====== DATA FOR THE TASK
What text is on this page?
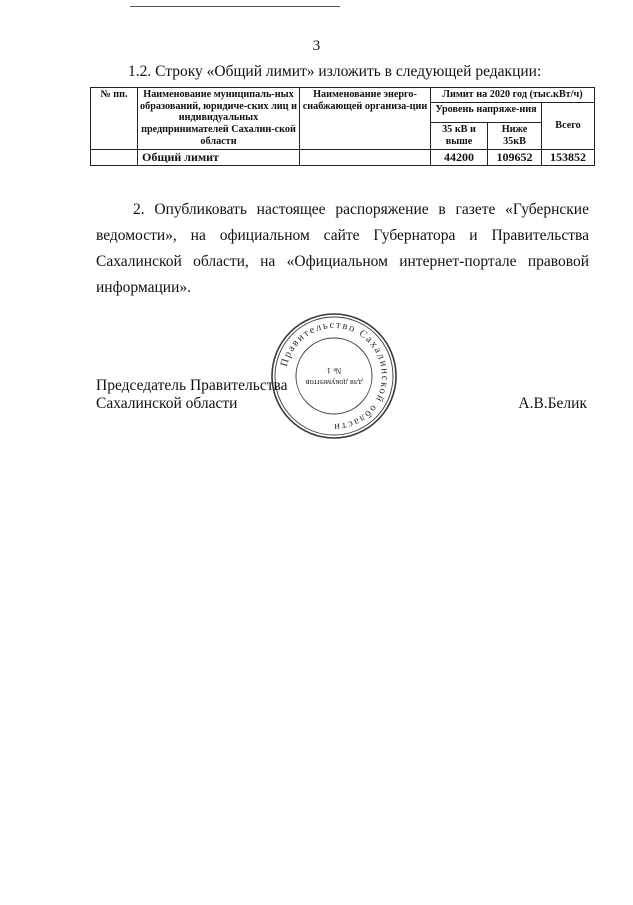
3
1.2. Строку «Общий лимит» изложить в следующей редакции:
№ пп.	Наименование муниципаль-ных образований, юридиче-ских лиц и индивидуальных предпринимателей Сахалин-ской области	Наименование энерго-снабжающей организа-ции	Лимит на 2020 год (тыс.кВт/ч)		
			Уровень напряже-ния		Всего
			35 кВ и выше	Ниже 35кВ	
	Общий лимит		44200	109652	153852
2. Опубликовать настоящее распоряжение в газете «Губернские ведомости», на официальном сайте Губернатора и Правительства Сахалинской области, на «Официальном интернет-портале правовой информации».
Правительство Сахалинской области
для документов
№ 1
Председатель Правительства
Сахалинской области	А.В.Белик
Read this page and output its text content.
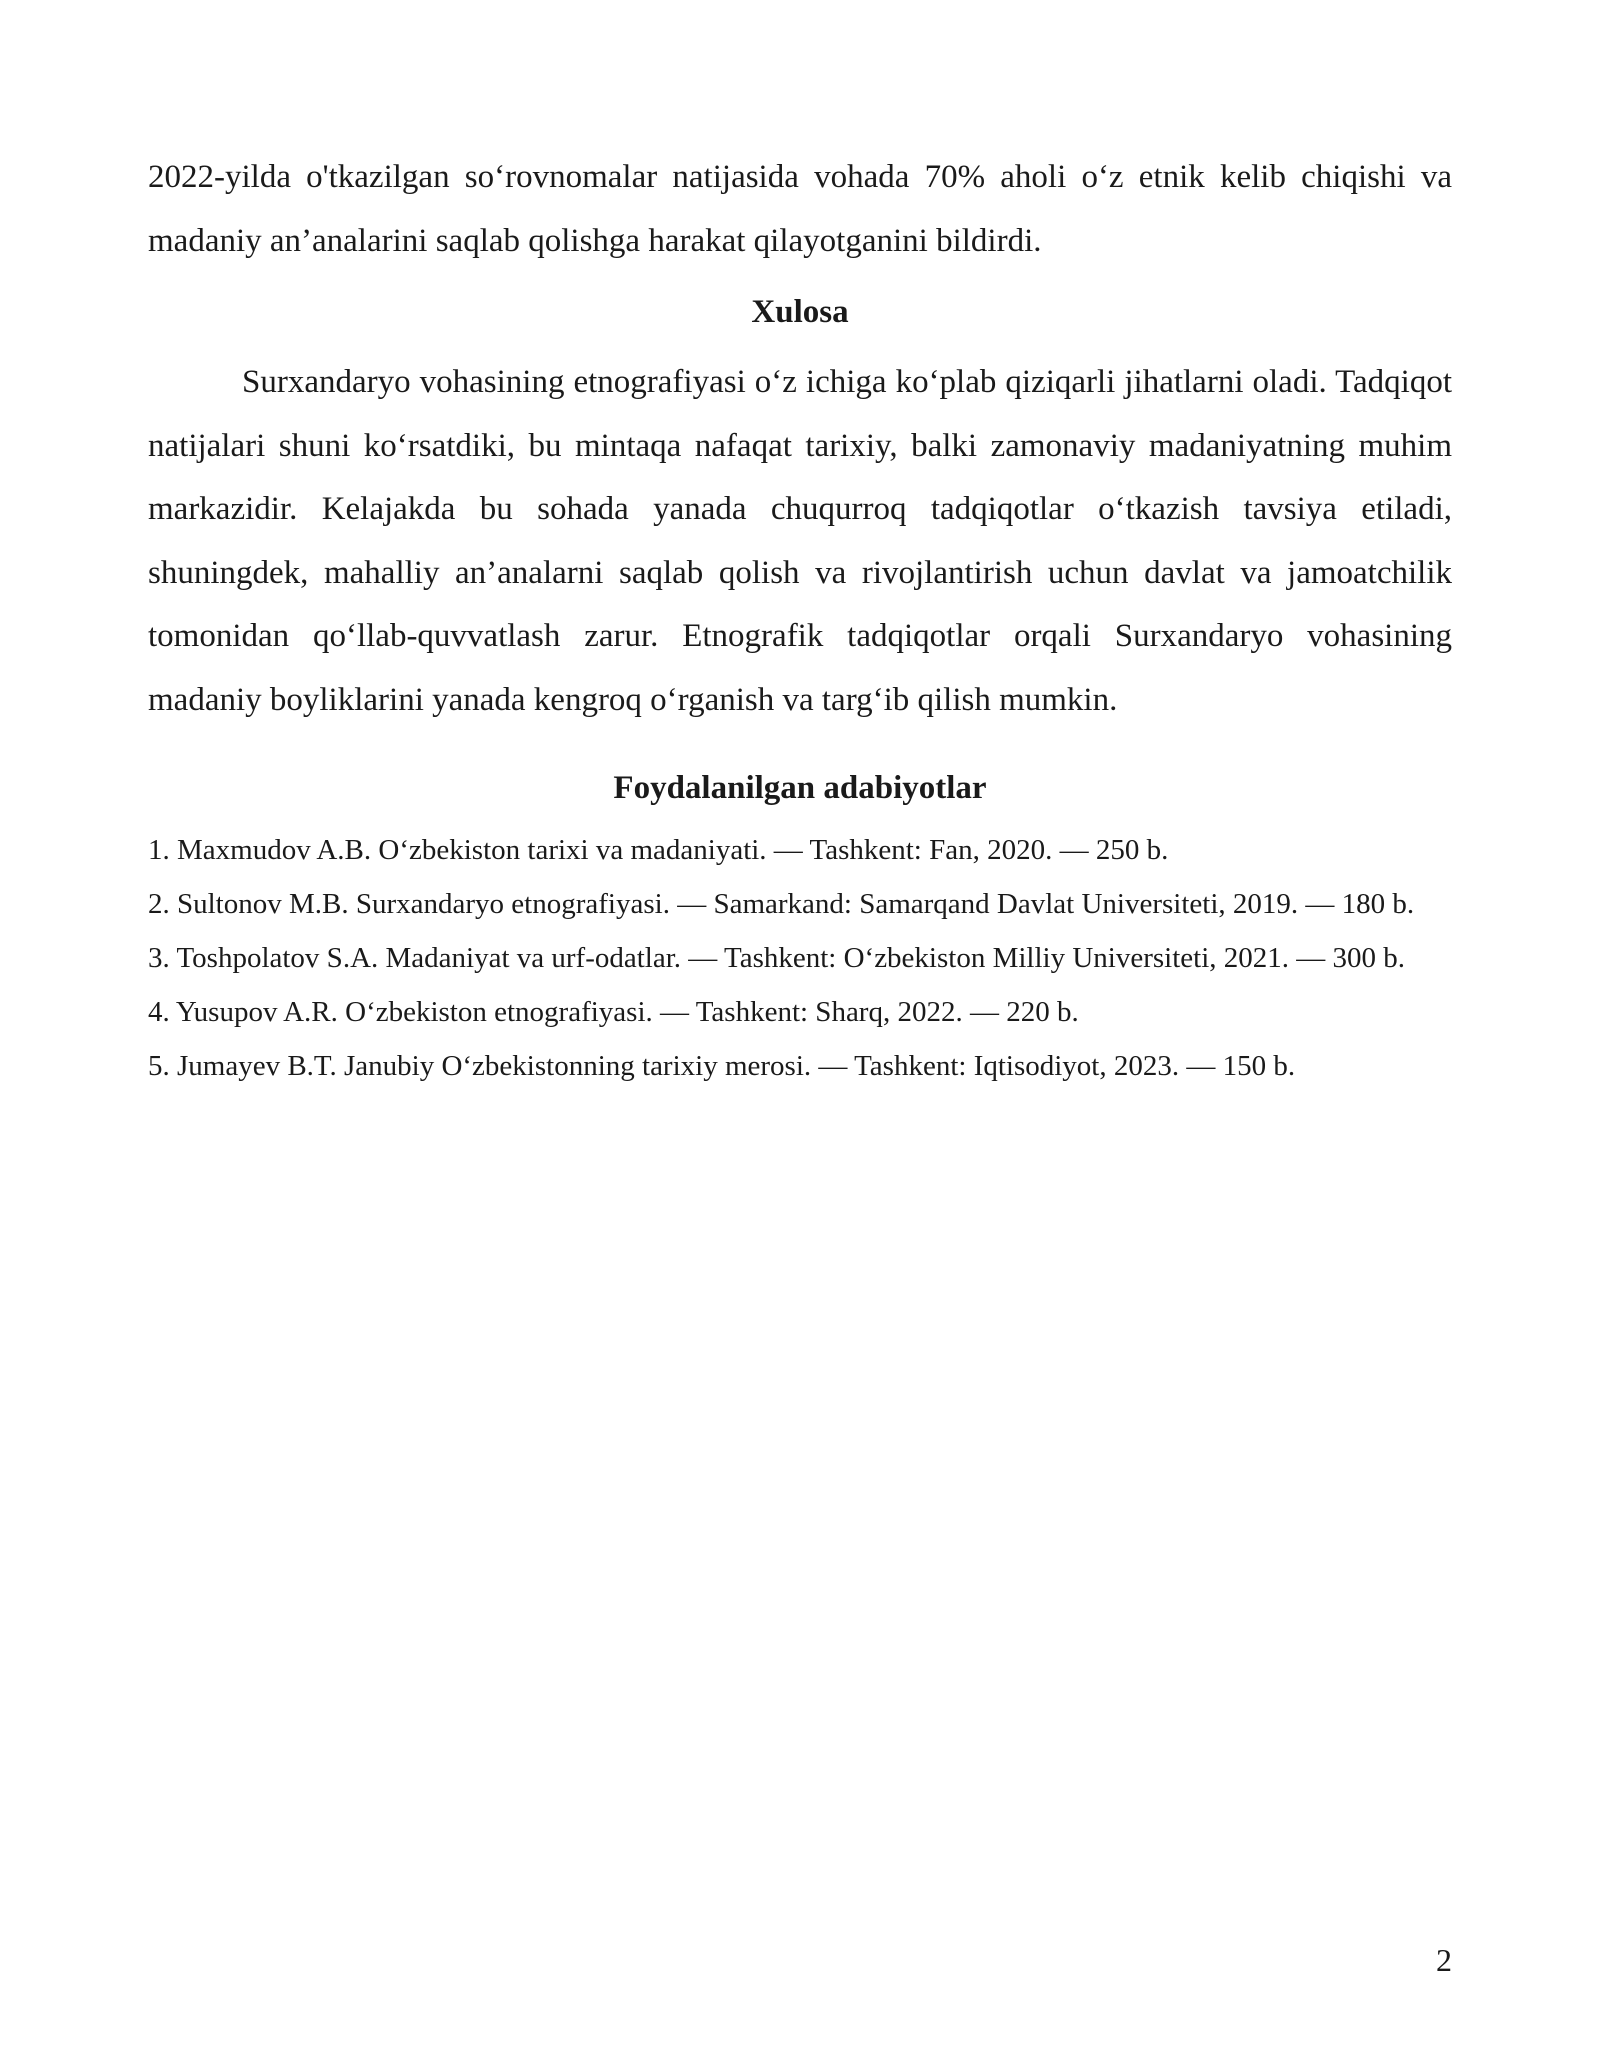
2022-yilda o'tkazilgan soʻrovnomalar natijasida vohada 70% aholi oʻz etnik kelib chiqishi va madaniy an’analarini saqlab qolishga harakat qilayotganini bildirdi.

Xulosa

Surxandaryo vohasining etnografiyasi oʻz ichiga koʻplab qiziqarli jihatlarni oladi. Tadqiqot natijalari shuni koʻrsatdiki, bu mintaqa nafaqat tarixiy, balki zamonaviy madaniyatning muhim markazidir. Kelajakda bu sohada yanada chuqurroq tadqiqotlar oʻtkazish tavsiya etiladi, shuningdek, mahalliy an’analarni saqlab qolish va rivojlantirish uchun davlat va jamoatchilik tomonidan qoʻllab-quvvatlash zarur. Etnografik tadqiqotlar orqali Surxandaryo vohasining madaniy boyliklarini yanada kengroq oʻrganish va targʻib qilish mumkin.

Foydalanilgan adabiyotlar
1. Maxmudov A.B. Oʻzbekiston tarixi va madaniyati. — Tashkent: Fan, 2020. — 250 b.
2. Sultonov M.B. Surxandaryo etnografiyasi. — Samarkand: Samarqand Davlat Universiteti, 2019. — 180 b.
3. Toshpolatov S.A. Madaniyat va urf-odatlar. — Tashkent: Oʻzbekiston Milliy Universiteti, 2021. — 300 b.
4. Yusupov A.R. Oʻzbekiston etnografiyasi. — Tashkent: Sharq, 2022. — 220 b.
5. Jumayev B.T. Janubiy Oʻzbekistonning tarixiy merosi. — Tashkent: Iqtisodiyot, 2023. — 150 b.
2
============
PROBLEM » Copy in full each line that holds the word "Universiteti".

EXERCISE OUTPUT »
2. Sultonov M.B. Surxandaryo etnografiyasi. — Samarkand: Samarqand Davlat Universiteti, 2019. — 180 b.
3. Toshpolatov S.A. Madaniyat va urf-odatlar. — Tashkent: Oʻzbekiston Milliy Universiteti, 2021. — 300 b.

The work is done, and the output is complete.